(TASK INSTRUCTIONS)
Print every record below exactly as written.

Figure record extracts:
[start]
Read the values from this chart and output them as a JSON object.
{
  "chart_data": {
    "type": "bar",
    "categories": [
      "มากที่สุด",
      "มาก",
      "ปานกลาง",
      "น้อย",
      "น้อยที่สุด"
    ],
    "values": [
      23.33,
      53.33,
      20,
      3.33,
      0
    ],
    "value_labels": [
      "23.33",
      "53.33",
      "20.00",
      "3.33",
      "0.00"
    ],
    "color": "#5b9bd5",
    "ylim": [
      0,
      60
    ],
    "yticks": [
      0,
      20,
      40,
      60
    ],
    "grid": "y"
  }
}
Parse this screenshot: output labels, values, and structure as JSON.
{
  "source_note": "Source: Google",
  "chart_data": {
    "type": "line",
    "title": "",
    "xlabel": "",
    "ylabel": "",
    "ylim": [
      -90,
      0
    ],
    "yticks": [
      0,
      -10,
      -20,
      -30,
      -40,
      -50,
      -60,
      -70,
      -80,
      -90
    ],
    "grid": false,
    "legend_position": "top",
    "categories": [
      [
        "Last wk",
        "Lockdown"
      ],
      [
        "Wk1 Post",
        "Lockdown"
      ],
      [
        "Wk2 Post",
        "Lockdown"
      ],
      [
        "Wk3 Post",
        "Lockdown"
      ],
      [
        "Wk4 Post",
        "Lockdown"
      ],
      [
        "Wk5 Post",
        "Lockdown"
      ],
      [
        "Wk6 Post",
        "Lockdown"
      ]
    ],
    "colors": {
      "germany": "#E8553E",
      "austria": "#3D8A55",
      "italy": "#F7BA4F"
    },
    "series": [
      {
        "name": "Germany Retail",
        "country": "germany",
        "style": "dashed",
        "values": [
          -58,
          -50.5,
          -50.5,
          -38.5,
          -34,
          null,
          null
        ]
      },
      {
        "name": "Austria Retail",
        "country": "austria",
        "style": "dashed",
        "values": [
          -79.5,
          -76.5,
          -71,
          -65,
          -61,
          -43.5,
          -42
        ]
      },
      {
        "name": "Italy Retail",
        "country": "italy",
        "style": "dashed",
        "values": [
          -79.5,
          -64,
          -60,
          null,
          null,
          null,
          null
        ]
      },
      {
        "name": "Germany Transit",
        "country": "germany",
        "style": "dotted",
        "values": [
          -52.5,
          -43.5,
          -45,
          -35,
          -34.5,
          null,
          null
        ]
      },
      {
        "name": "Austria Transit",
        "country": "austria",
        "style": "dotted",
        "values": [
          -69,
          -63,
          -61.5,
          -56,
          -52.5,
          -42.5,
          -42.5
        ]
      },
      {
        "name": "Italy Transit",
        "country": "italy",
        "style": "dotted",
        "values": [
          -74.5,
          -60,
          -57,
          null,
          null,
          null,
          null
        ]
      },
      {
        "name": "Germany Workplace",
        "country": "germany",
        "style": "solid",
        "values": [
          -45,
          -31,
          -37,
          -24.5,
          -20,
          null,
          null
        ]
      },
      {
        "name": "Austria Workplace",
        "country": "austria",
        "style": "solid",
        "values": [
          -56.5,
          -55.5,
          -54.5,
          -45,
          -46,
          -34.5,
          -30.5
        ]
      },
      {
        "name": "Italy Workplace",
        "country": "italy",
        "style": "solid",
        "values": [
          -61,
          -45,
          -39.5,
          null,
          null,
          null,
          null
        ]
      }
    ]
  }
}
[end]
(OUTPUT FOR THIS TASK)
Read the values from this chart and output them as a JSON object.
{
  "chart_data": {
    "type": "bar",
    "categories": [
      "มากที่สุด",
      "มาก",
      "ปานกลาง",
      "น้อย",
      "น้อยที่สุด"
    ],
    "values": [
      23.33,
      53.33,
      20,
      3.33,
      0
    ],
    "value_labels": [
      "23.33",
      "53.33",
      "20.00",
      "3.33",
      "0.00"
    ],
    "color": "#5b9bd5",
    "ylim": [
      0,
      60
    ],
    "yticks": [
      0,
      20,
      40,
      60
    ],
    "grid": "y"
  }
}
Parse this screenshot: output labels, values, and structure as JSON.
{
  "source_note": "Source: Google",
  "chart_data": {
    "type": "line",
    "title": "",
    "xlabel": "",
    "ylabel": "",
    "ylim": [
      -90,
      0
    ],
    "yticks": [
      0,
      -10,
      -20,
      -30,
      -40,
      -50,
      -60,
      -70,
      -80,
      -90
    ],
    "grid": false,
    "legend_position": "top",
    "categories": [
      [
        "Last wk",
        "Lockdown"
      ],
      [
        "Wk1 Post",
        "Lockdown"
      ],
      [
        "Wk2 Post",
        "Lockdown"
      ],
      [
        "Wk3 Post",
        "Lockdown"
      ],
      [
        "Wk4 Post",
        "Lockdown"
      ],
      [
        "Wk5 Post",
        "Lockdown"
      ],
      [
        "Wk6 Post",
        "Lockdown"
      ]
    ],
    "colors": {
      "germany": "#E8553E",
      "austria": "#3D8A55",
      "italy": "#F7BA4F"
    },
    "series": [
      {
        "name": "Germany Retail",
        "country": "germany",
        "style": "dashed",
        "values": [
          -58,
          -50.5,
          -50.5,
          -38.5,
          -34,
          null,
          null
        ]
      },
      {
        "name": "Austria Retail",
        "country": "austria",
        "style": "dashed",
        "values": [
          -79.5,
          -76.5,
          -71,
          -65,
          -61,
          -43.5,
          -42
        ]
      },
      {
        "name": "Italy Retail",
        "country": "italy",
        "style": "dashed",
        "values": [
          -79.5,
          -64,
          -60,
          null,
          null,
          null,
          null
        ]
      },
      {
        "name": "Germany Transit",
        "country": "germany",
        "style": "dotted",
        "values": [
          -52.5,
          -43.5,
          -45,
          -35,
          -34.5,
          null,
          null
        ]
      },
      {
        "name": "Austria Transit",
        "country": "austria",
        "style": "dotted",
        "values": [
          -69,
          -63,
          -61.5,
          -56,
          -52.5,
          -42.5,
          -42.5
        ]
      },
      {
        "name": "Italy Transit",
        "country": "italy",
        "style": "dotted",
        "values": [
          -74.5,
          -60,
          -57,
          null,
          null,
          null,
          null
        ]
      },
      {
        "name": "Germany Workplace",
        "country": "germany",
        "style": "solid",
        "values": [
          -45,
          -31,
          -37,
          -24.5,
          -20,
          null,
          null
        ]
      },
      {
        "name": "Austria Workplace",
        "country": "austria",
        "style": "solid",
        "values": [
          -56.5,
          -55.5,
          -54.5,
          -45,
          -46,
          -34.5,
          -30.5
        ]
      },
      {
        "name": "Italy Workplace",
        "country": "italy",
        "style": "solid",
        "values": [
          -61,
          -45,
          -39.5,
          null,
          null,
          null,
          null
        ]
      }
    ]
  }
}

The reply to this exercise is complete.